* [TASK PROMPT]
From the listing below, pick out each line with the word "humidity".
━━━━━ TASK INPUTS
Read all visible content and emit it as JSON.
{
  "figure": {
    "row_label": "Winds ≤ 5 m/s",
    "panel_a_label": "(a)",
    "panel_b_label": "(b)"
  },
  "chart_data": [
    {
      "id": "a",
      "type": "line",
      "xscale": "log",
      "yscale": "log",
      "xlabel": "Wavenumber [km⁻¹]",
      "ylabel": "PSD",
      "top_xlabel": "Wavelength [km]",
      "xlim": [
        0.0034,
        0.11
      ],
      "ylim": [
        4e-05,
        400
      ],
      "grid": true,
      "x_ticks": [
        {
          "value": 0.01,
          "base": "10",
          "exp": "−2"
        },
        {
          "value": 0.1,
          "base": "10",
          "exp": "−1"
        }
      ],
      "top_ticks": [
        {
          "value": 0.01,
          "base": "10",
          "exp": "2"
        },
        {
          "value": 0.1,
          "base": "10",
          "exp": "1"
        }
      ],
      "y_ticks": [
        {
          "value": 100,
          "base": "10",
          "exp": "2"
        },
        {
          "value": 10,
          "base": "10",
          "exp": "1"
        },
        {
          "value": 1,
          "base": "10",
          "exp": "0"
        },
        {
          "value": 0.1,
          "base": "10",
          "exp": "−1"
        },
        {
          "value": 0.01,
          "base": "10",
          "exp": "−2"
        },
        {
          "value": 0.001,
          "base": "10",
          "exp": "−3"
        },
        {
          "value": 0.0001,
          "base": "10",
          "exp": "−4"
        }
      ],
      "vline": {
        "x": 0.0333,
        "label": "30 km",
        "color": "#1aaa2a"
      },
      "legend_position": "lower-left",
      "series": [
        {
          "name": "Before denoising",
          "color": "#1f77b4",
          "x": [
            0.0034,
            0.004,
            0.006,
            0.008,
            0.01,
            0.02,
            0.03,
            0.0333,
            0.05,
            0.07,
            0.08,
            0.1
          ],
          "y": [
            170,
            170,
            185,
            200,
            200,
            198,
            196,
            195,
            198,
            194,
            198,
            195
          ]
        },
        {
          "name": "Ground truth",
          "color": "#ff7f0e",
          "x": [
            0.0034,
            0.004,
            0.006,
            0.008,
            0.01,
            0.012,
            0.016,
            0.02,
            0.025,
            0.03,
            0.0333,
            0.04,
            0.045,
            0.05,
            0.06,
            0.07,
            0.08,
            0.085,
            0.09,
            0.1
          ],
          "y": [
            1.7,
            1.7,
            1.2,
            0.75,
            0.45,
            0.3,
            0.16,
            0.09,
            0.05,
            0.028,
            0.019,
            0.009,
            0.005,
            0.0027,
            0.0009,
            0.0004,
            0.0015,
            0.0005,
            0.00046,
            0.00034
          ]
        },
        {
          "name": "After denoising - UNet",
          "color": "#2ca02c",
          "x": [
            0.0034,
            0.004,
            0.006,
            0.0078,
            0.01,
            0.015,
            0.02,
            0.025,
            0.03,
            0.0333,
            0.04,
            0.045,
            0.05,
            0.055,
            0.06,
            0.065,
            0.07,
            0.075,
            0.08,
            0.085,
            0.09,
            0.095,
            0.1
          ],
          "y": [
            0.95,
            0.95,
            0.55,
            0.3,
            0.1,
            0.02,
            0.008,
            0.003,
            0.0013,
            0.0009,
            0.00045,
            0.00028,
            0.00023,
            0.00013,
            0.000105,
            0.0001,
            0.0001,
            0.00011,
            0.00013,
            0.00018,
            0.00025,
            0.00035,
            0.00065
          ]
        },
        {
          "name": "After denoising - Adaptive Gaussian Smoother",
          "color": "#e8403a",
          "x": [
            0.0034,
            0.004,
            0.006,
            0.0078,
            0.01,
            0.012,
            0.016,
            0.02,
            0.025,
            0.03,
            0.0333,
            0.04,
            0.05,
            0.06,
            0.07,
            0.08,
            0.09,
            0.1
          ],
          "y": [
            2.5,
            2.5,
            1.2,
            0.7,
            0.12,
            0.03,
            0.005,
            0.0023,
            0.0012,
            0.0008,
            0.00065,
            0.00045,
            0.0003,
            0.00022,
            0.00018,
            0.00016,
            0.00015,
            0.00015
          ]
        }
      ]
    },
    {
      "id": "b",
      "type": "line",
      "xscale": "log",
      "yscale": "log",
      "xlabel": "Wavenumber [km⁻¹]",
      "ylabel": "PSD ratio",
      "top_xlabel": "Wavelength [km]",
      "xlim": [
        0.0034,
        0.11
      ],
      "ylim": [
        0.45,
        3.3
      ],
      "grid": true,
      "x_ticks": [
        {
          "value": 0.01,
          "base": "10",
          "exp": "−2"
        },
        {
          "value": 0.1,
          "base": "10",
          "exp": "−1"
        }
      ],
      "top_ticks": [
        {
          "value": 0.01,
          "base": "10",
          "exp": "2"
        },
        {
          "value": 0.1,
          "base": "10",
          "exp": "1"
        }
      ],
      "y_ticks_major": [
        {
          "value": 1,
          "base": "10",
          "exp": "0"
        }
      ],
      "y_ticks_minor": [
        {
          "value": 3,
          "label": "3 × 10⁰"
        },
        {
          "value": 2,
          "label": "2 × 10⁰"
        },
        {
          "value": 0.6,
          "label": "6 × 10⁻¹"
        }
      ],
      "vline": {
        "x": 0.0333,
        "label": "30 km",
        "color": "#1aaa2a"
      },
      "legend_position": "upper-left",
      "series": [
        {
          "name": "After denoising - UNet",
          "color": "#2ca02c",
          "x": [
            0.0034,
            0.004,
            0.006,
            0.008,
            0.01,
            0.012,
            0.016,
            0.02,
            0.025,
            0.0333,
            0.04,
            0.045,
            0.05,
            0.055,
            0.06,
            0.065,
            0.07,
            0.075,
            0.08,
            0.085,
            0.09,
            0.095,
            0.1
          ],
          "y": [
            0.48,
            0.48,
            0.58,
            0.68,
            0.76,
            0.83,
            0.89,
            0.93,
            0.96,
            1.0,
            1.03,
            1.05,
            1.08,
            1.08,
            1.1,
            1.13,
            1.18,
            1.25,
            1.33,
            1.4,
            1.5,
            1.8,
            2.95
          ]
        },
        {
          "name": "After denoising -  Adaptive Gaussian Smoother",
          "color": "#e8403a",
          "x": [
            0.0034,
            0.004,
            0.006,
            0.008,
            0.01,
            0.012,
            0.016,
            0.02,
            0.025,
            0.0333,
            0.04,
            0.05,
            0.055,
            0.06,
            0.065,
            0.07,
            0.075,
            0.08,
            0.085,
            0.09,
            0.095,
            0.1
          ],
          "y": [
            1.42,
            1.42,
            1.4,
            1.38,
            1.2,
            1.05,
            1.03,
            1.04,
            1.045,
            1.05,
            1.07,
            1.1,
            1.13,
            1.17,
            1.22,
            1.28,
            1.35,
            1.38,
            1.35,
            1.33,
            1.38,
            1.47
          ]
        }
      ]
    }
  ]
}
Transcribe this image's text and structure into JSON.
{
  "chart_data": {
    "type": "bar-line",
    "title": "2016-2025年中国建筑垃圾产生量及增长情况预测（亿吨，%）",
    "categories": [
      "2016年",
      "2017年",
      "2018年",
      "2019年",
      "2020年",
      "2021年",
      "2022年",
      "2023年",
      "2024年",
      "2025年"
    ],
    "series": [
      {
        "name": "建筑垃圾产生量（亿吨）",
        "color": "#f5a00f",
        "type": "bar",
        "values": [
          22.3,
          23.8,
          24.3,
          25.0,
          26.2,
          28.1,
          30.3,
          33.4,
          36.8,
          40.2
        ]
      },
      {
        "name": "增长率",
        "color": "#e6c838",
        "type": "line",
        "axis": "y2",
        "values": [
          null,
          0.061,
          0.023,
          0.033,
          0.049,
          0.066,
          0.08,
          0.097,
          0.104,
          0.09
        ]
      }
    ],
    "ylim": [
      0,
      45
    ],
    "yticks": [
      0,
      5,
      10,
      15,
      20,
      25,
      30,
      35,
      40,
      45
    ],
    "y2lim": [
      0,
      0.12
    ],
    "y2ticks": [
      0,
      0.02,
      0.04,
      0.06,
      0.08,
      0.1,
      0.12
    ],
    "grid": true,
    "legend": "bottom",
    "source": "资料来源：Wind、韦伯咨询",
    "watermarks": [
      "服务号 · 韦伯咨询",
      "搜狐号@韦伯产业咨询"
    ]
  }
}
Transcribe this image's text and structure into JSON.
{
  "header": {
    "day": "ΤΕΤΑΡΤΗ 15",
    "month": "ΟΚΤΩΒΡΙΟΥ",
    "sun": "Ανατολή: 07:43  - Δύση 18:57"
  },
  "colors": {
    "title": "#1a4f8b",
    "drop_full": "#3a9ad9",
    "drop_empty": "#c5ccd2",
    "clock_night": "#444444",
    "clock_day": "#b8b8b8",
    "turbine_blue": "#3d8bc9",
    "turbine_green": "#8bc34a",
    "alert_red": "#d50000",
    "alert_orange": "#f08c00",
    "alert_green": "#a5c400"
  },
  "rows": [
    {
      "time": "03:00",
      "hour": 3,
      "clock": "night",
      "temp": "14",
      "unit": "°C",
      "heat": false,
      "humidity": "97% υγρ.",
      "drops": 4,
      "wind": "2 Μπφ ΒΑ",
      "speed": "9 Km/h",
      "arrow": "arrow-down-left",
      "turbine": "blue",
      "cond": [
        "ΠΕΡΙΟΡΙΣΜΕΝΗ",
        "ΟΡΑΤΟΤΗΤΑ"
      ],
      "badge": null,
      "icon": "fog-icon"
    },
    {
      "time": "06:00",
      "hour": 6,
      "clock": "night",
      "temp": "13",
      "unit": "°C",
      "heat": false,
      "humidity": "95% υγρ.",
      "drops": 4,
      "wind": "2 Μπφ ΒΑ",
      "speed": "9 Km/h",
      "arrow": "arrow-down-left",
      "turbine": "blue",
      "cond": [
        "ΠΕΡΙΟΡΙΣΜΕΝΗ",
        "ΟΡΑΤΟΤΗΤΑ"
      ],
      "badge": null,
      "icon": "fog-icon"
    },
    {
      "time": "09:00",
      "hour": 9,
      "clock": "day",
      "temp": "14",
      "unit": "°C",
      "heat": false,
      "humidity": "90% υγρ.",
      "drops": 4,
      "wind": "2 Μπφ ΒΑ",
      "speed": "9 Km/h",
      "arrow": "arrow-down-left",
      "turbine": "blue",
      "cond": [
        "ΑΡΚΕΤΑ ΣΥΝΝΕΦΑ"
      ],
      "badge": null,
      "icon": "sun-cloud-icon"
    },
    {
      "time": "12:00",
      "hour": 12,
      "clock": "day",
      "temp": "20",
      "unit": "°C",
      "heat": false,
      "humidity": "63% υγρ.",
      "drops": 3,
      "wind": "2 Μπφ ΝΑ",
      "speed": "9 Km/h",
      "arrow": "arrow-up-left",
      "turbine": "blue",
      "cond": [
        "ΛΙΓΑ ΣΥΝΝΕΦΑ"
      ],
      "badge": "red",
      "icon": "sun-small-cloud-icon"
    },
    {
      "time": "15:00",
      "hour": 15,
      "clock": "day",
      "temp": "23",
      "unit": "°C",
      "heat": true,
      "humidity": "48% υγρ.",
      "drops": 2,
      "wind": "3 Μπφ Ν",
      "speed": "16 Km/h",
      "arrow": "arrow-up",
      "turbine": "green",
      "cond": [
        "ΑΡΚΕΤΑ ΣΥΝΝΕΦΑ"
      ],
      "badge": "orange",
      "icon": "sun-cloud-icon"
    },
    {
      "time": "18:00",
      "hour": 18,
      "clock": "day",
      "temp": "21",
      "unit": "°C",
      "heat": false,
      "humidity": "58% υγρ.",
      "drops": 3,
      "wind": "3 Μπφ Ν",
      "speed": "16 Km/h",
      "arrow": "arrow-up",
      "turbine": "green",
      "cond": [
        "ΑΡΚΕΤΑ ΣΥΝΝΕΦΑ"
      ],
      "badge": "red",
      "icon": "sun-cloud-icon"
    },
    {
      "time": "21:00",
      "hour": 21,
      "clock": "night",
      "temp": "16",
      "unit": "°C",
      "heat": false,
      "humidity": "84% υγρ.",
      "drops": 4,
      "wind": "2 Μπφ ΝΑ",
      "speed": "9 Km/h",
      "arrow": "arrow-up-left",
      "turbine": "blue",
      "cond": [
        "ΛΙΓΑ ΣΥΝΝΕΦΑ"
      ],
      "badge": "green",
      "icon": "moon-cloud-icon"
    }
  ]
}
━━━━━━━━━━
* [FULL ANSWER]
      "humidity": "97% υγρ.",
      "humidity": "95% υγρ.",
      "humidity": "90% υγρ.",
      "humidity": "63% υγρ.",
      "humidity": "48% υγρ.",
      "humidity": "58% υγρ.",
      "humidity": "84% υγρ.",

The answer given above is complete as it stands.